EXCERPTED PASSAGE —
— BEGIN —

New records for U.S. Independence Day
Wednesday saw another rise in the shares of the largest technology companies, pushing the leading U.S. indexes to new highs. The tech sector within the broad S&P 500 index added more than 1% (+1.34%), driven largely by gains in Apple (AAPL), Nvidia (NVDA) and Tesla (TSLA) – three members of the so-called «Magnificent Seven», which have helped propel the major indexes to record levels in recent years.
Notably, the Mag7 has recovered from the sharp drop triggered by the tariff shock in April. However, recent doubts about their leadership in the artificial intelligence race have dampened enthusiasm among some investors.
As a result, the key U.S. market benchmark – the S&P 500 – rose 0.47%, closing at its sixth all-time high of 2025. The tech-heavy Nasdaq Composite climbed even higher, gaining 0.94% and setting its third record of the year. Meanwhile, the industrial Dow Jones Industrial Average (DJIA) slightly underperformed, slipping a symbolic 0.02%.

— END —

PROVIDED MATERIAL —
— BEGIN —

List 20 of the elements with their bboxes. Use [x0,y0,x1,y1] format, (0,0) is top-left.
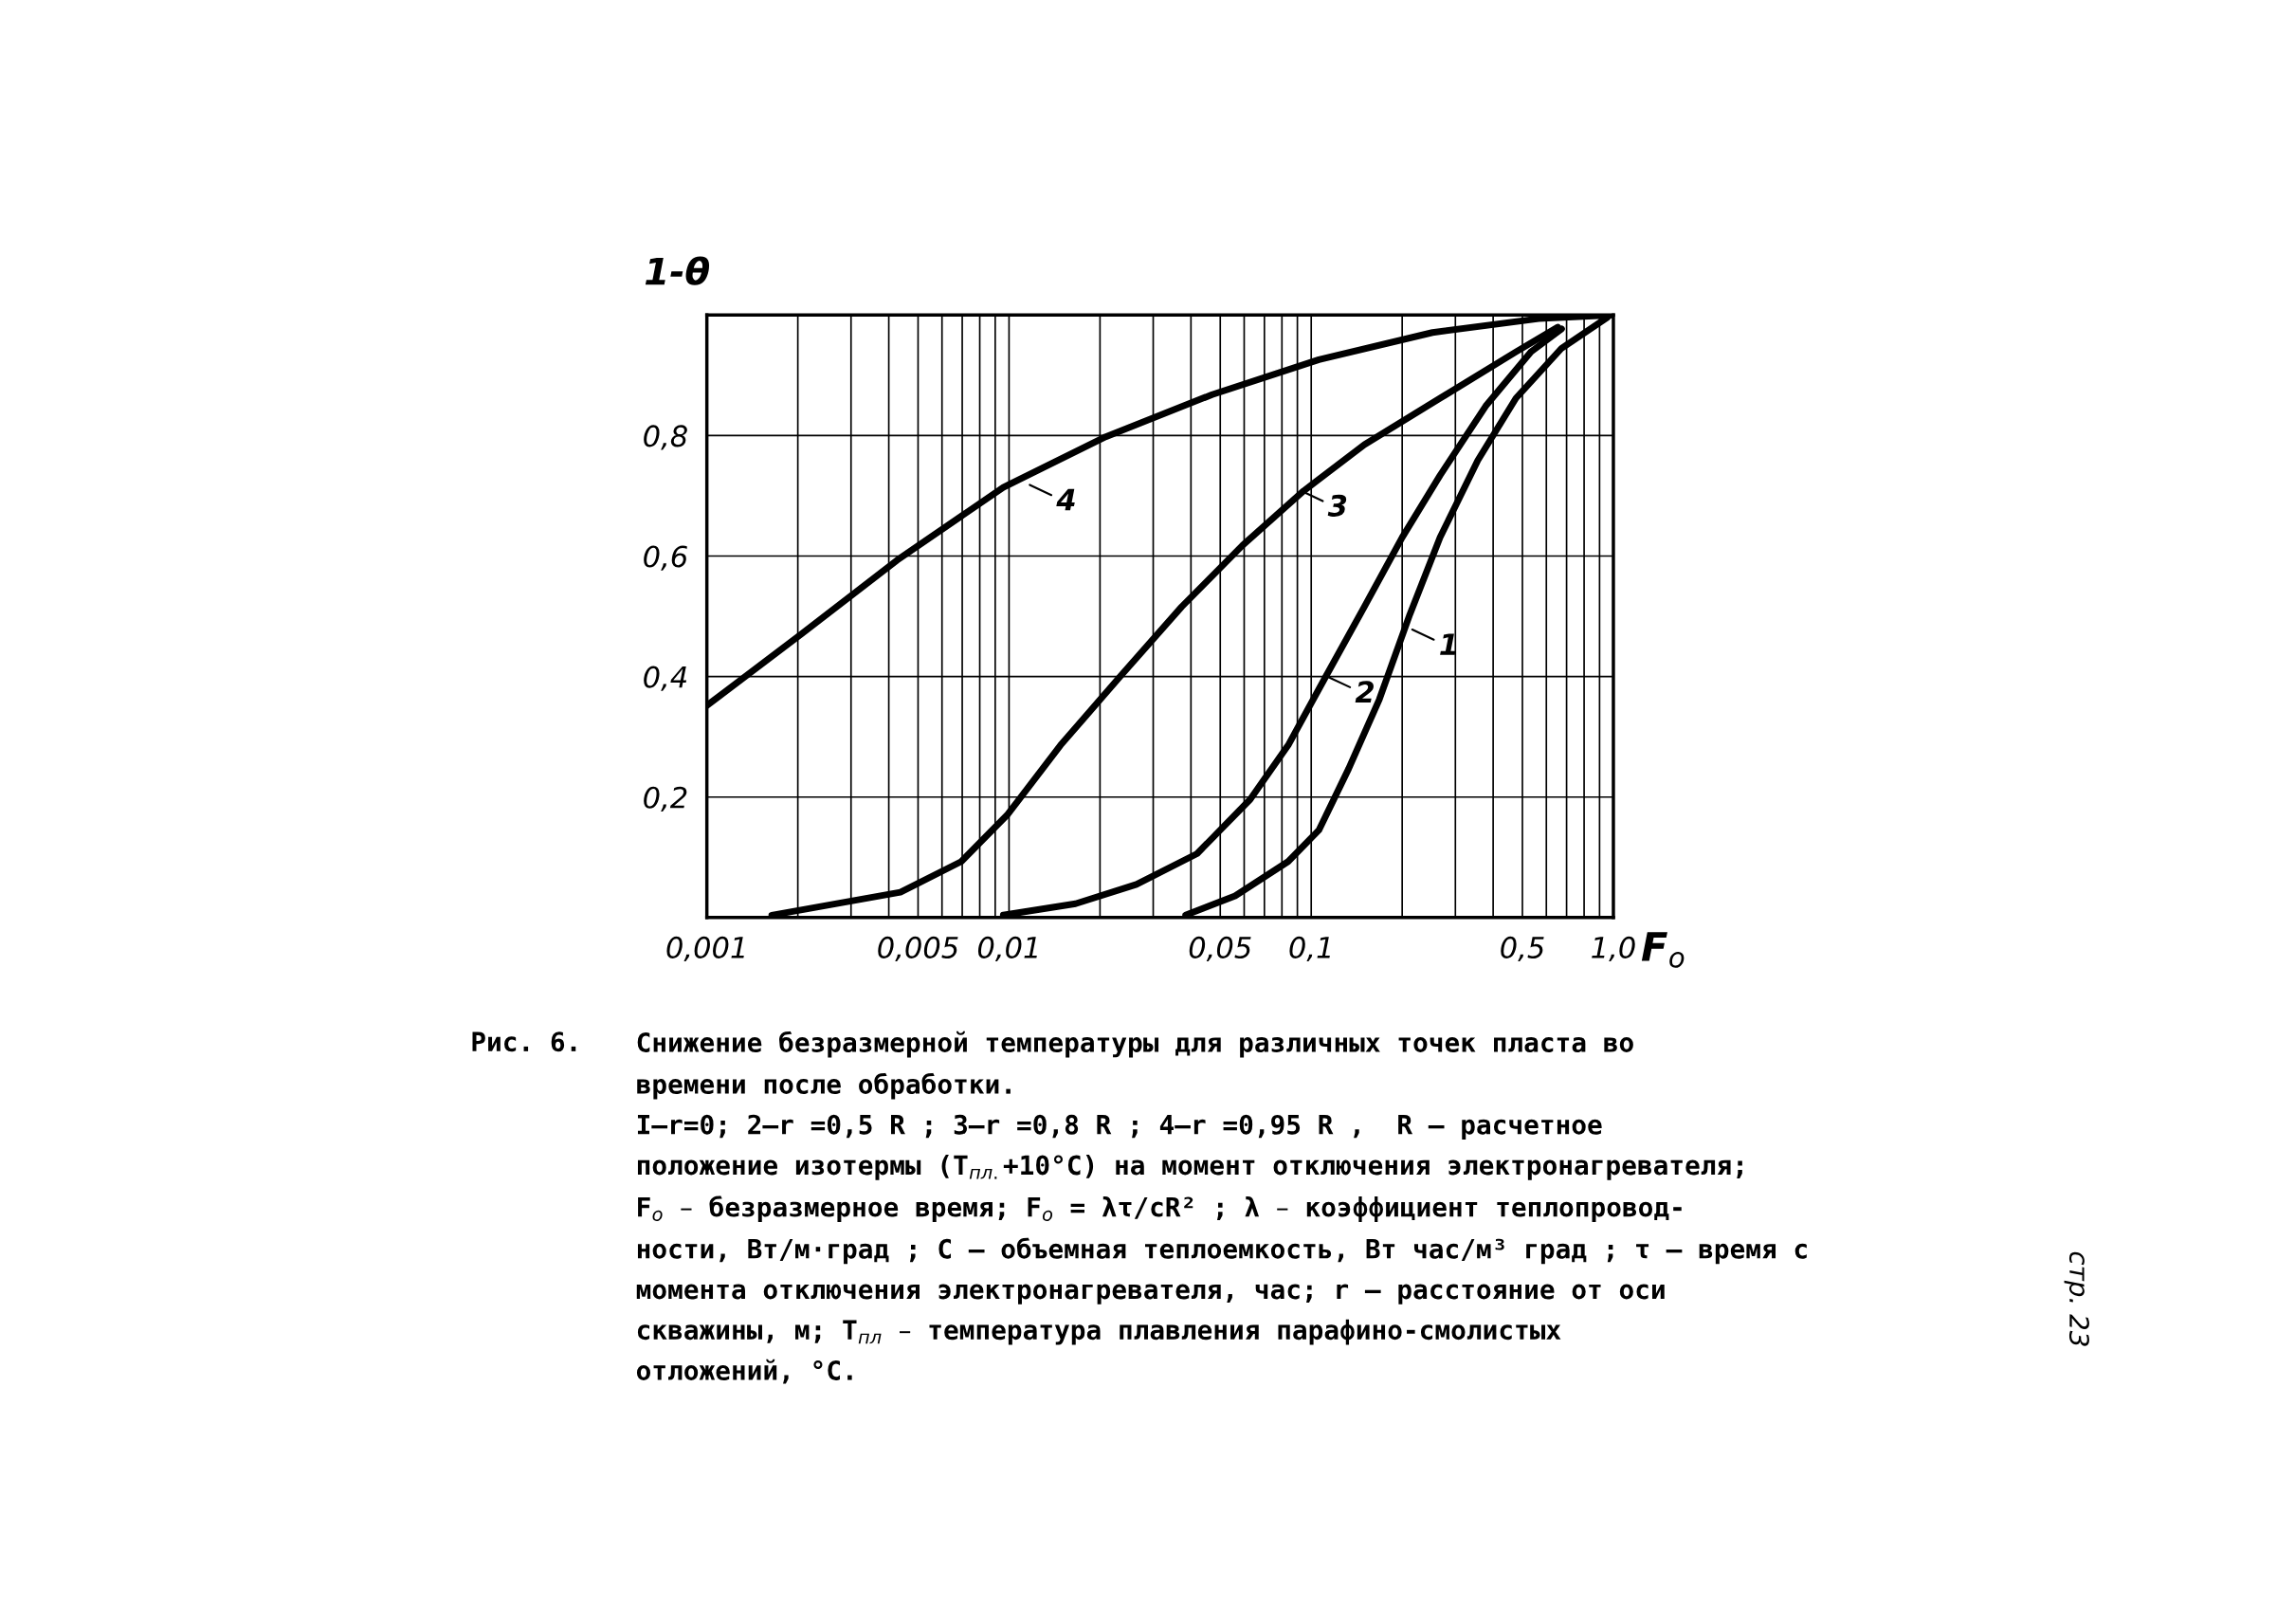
x-tick-label: 0,005 [878,936,958,962]
y-axis-title: 1-θ [645,256,710,285]
y-tick-label: 0,8 [644,425,687,450]
y-tick-label: 0,6 [644,545,687,571]
text: Снижение безразмерной температуры для различных точек пласта во времени после обработки. I–r=0; 2–r =0,5 R ; 3–r =0,8 R ; 4–r =0,95 R , R – расчетное положение изотермы (T$_{пл.}$+10°C) на момент отключения электронагревателя; F$_{o}$ – безразмерное время; F$_{o}$ = λτ/cR² ; λ – коэффициент теплопровод- ности, Вт/м·град ; C – объемная теплоемкость, Вт час/м³ град ; τ – время с момента отключения электронагревателя, час; r – расстояние от оси скважины, м; T$_{пл}$ – температура плавления парафино-смолистых отложений, °C. [636,1031,1807,1384]
annotation: 2 [1355,681,1374,703]
x-tick-label: 0,1 [1289,936,1330,962]
x-tick-label: 0,001 [666,936,744,962]
text: стр. 23 [2064,1251,2089,1346]
x-tick-label: 0,5 [1501,936,1544,962]
x-tick-label: 0,01 [977,936,1037,962]
x-axis-title: F$_{o}$ [1641,932,1685,968]
x-tick-label: 0,05 [1189,936,1251,962]
y-tick-label: 0,2 [644,786,687,812]
annotation: 4 [1056,488,1075,511]
annotation: 3 [1327,494,1347,517]
x-tick-label: 1,0 [1592,936,1635,962]
annotation: 1 [1440,633,1456,655]
text: Рис. 6. [472,1031,576,1052]
y-tick-label: 0,4 [644,666,687,691]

— END —

EXERCISE TASKS —
1: Answer from the market report:
(a) By what percentage did the tech sector within the S&P 500 rise on Wednesday?
(b) What triggered the sharp drop in April that the Mag7 recovered from?
(c) By how much did the Dow Jones Industrial Average slip?
2: Please copy the market report word for word, beginning at the words "Notably, the Mag7" and stopping after "a symbolic 0.02%.".
The items are separate material from the market report.

TASK SOLUTIONS —
1:
(a) 1.34%
(b) The tariff shock
(c) 0.02%

2:
Notably, the Mag7 has recovered from the sharp drop triggered by the tariff shock in April. However, recent doubts about their leadership in the artificial intelligence race have dampened enthusiasm among some investors.
As a result, the key U.S. market benchmark – the S&P 500 – rose 0.47%, closing at its sixth all-time high of 2025. The tech-heavy Nasdaq Composite climbed even higher, gaining 0.94% and setting its third record of the year. Meanwhile, the industrial Dow Jones Industrial Average (DJIA) slightly underperformed, slipping a symbolic 0.02%.